■ **What to work on**:
Substitute "cutaway view" for "cross-sectional view" in every listing below and write the lines out again with nothing else changed. Leave the pictures out of your answer.

(Data items)
begin
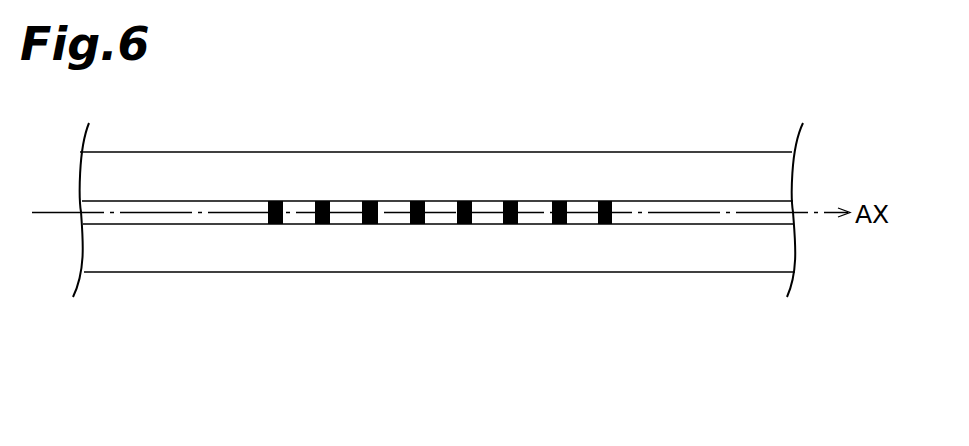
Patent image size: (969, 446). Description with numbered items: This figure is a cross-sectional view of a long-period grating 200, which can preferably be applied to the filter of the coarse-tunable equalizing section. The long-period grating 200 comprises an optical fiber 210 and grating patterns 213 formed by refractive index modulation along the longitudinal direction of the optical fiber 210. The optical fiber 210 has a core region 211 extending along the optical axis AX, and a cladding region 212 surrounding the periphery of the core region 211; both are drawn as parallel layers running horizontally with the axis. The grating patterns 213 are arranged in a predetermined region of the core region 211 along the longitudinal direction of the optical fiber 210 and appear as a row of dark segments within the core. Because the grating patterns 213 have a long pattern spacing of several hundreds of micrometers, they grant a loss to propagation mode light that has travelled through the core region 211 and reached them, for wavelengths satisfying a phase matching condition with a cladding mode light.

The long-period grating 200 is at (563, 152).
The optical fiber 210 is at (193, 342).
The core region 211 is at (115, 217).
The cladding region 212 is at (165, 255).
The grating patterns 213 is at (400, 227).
end
■ **Response**:
Patent image size: (969, 446). Description with numbered items: This figure is a cutaway view of a long-period grating 200, which can preferably be applied to the filter of the coarse-tunable equalizing section. The long-period grating 200 comprises an optical fiber 210 and grating patterns 213 formed by refractive index modulation along the longitudinal direction of the optical fiber 210. The optical fiber 210 has a core region 211 extending along the optical axis AX, and a cladding region 212 surrounding the periphery of the core region 211; both are drawn as parallel layers running horizontally with the axis. The grating patterns 213 are arranged in a predetermined region of the core region 211 along the longitudinal direction of the optical fiber 210 and appear as a row of dark segments within the core. Because the grating patterns 213 have a long pattern spacing of several hundreds of micrometers, they grant a loss to propagation mode light that has travelled through the core region 211 and reached them, for wavelengths satisfying a phase matching condition with a cladding mode light.

The long-period grating 200 is at (563, 152).
The optical fiber 210 is at (193, 342).
The core region 211 is at (115, 217).
The cladding region 212 is at (165, 255).
The grating patterns 213 is at (400, 227).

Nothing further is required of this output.